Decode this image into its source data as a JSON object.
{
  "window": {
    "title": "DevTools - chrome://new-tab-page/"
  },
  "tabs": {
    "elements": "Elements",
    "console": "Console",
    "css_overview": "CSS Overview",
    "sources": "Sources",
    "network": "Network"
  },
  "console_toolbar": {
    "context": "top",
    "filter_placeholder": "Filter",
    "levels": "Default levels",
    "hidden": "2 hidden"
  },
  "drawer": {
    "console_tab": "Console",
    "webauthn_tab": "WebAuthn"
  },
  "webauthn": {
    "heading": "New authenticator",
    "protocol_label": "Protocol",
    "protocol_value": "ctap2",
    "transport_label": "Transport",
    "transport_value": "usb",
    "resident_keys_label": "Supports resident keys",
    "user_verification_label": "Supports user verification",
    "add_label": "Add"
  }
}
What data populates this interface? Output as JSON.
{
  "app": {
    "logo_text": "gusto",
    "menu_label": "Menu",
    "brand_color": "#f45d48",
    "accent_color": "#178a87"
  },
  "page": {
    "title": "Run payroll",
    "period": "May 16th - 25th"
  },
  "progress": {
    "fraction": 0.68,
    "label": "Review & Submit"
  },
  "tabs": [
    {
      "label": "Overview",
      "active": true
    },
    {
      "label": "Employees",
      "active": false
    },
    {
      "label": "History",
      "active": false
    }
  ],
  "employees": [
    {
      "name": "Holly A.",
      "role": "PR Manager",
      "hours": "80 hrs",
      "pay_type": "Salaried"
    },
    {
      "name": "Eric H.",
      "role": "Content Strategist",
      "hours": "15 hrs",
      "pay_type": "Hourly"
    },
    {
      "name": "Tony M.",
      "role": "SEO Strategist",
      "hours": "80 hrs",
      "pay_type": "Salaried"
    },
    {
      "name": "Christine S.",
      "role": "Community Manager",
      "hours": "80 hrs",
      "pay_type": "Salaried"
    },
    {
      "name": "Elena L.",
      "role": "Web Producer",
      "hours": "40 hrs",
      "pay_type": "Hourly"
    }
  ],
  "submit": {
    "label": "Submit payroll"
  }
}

------------------------

▶ **Work to be completed**
Extract the closing run of lines, starting with the one containing "What data populates" and ending at the last, exactly as written.

▶ **Complete response**
What data populates this interface? Output as JSON.
{
  "app": {
    "logo_text": "gusto",
    "menu_label": "Menu",
    "brand_color": "#f45d48",
    "accent_color": "#178a87"
  },
  "page": {
    "title": "Run payroll",
    "period": "May 16th - 25th"
  },
  "progress": {
    "fraction": 0.68,
    "label": "Review & Submit"
  },
  "tabs": [
    {
      "label": "Overview",
      "active": true
    },
    {
      "label": "Employees",
      "active": false
    },
    {
      "label": "History",
      "active": false
    }
  ],
  "employees": [
    {
      "name": "Holly A.",
      "role": "PR Manager",
      "hours": "80 hrs",
      "pay_type": "Salaried"
    },
    {
      "name": "Eric H.",
      "role": "Content Strategist",
      "hours": "15 hrs",
      "pay_type": "Hourly"
    },
    {
      "name": "Tony M.",
      "role": "SEO Strategist",
      "hours": "80 hrs",
      "pay_type": "Salaried"
    },
    {
      "name": "Christine S.",
      "role": "Community Manager",
      "hours": "80 hrs",
      "pay_type": "Salaried"
    },
    {
      "name": "Elena L.",
      "role": "Web Producer",
      "hours": "40 hrs",
      "pay_type": "Hourly"
    }
  ],
  "submit": {
    "label": "Submit payroll"
  }
}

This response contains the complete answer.